### WORK INSTRUCTIONS
Your task is to copy the material exactly.

======== ENTRIES ========

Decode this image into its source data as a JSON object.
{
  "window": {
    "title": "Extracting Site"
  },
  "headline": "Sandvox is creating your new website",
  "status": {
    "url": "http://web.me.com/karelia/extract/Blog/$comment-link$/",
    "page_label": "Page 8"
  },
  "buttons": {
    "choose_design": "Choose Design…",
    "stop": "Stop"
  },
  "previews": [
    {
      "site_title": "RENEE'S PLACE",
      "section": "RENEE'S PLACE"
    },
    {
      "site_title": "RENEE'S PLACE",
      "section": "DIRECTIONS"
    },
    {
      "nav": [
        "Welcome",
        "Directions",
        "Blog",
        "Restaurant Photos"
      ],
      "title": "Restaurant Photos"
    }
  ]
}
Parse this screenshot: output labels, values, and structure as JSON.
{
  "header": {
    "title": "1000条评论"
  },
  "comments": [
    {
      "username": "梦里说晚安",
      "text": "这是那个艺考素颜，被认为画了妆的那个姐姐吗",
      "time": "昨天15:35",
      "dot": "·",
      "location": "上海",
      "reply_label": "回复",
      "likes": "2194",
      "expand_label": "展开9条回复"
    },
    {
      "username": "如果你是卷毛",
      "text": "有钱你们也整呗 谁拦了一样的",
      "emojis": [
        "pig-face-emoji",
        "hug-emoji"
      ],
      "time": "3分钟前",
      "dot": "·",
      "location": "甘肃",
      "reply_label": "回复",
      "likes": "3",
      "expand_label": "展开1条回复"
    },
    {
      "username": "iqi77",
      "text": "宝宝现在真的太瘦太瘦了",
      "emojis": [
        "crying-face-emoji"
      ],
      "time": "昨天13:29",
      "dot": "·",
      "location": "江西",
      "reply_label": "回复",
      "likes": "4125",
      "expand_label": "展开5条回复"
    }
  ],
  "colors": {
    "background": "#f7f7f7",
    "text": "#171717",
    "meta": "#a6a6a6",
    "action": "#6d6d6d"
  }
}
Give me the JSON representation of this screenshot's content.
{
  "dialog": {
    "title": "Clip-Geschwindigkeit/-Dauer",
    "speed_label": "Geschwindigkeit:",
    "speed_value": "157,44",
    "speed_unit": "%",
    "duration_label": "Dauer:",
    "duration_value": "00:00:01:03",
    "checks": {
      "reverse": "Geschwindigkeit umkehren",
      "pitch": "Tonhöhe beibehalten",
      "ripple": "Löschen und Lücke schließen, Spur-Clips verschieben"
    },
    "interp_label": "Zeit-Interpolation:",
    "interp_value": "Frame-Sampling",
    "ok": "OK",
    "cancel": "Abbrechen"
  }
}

========

### EXERCISE SOLUTION
Decode this image into its source data as a JSON object.
{
  "window": {
    "title": "Extracting Site"
  },
  "headline": "Sandvox is creating your new website",
  "status": {
    "url": "http://web.me.com/karelia/extract/Blog/$comment-link$/",
    "page_label": "Page 8"
  },
  "buttons": {
    "choose_design": "Choose Design…",
    "stop": "Stop"
  },
  "previews": [
    {
      "site_title": "RENEE'S PLACE",
      "section": "RENEE'S PLACE"
    },
    {
      "site_title": "RENEE'S PLACE",
      "section": "DIRECTIONS"
    },
    {
      "nav": [
        "Welcome",
        "Directions",
        "Blog",
        "Restaurant Photos"
      ],
      "title": "Restaurant Photos"
    }
  ]
}
Parse this screenshot: output labels, values, and structure as JSON.
{
  "header": {
    "title": "1000条评论"
  },
  "comments": [
    {
      "username": "梦里说晚安",
      "text": "这是那个艺考素颜，被认为画了妆的那个姐姐吗",
      "time": "昨天15:35",
      "dot": "·",
      "location": "上海",
      "reply_label": "回复",
      "likes": "2194",
      "expand_label": "展开9条回复"
    },
    {
      "username": "如果你是卷毛",
      "text": "有钱你们也整呗 谁拦了一样的",
      "emojis": [
        "pig-face-emoji",
        "hug-emoji"
      ],
      "time": "3分钟前",
      "dot": "·",
      "location": "甘肃",
      "reply_label": "回复",
      "likes": "3",
      "expand_label": "展开1条回复"
    },
    {
      "username": "iqi77",
      "text": "宝宝现在真的太瘦太瘦了",
      "emojis": [
        "crying-face-emoji"
      ],
      "time": "昨天13:29",
      "dot": "·",
      "location": "江西",
      "reply_label": "回复",
      "likes": "4125",
      "expand_label": "展开5条回复"
    }
  ],
  "colors": {
    "background": "#f7f7f7",
    "text": "#171717",
    "meta": "#a6a6a6",
    "action": "#6d6d6d"
  }
}
Give me the JSON representation of this screenshot's content.
{
  "dialog": {
    "title": "Clip-Geschwindigkeit/-Dauer",
    "speed_label": "Geschwindigkeit:",
    "speed_value": "157,44",
    "speed_unit": "%",
    "duration_label": "Dauer:",
    "duration_value": "00:00:01:03",
    "checks": {
      "reverse": "Geschwindigkeit umkehren",
      "pitch": "Tonhöhe beibehalten",
      "ripple": "Löschen und Lücke schließen, Spur-Clips verschieben"
    },
    "interp_label": "Zeit-Interpolation:",
    "interp_value": "Frame-Sampling",
    "ok": "OK",
    "cancel": "Abbrechen"
  }
}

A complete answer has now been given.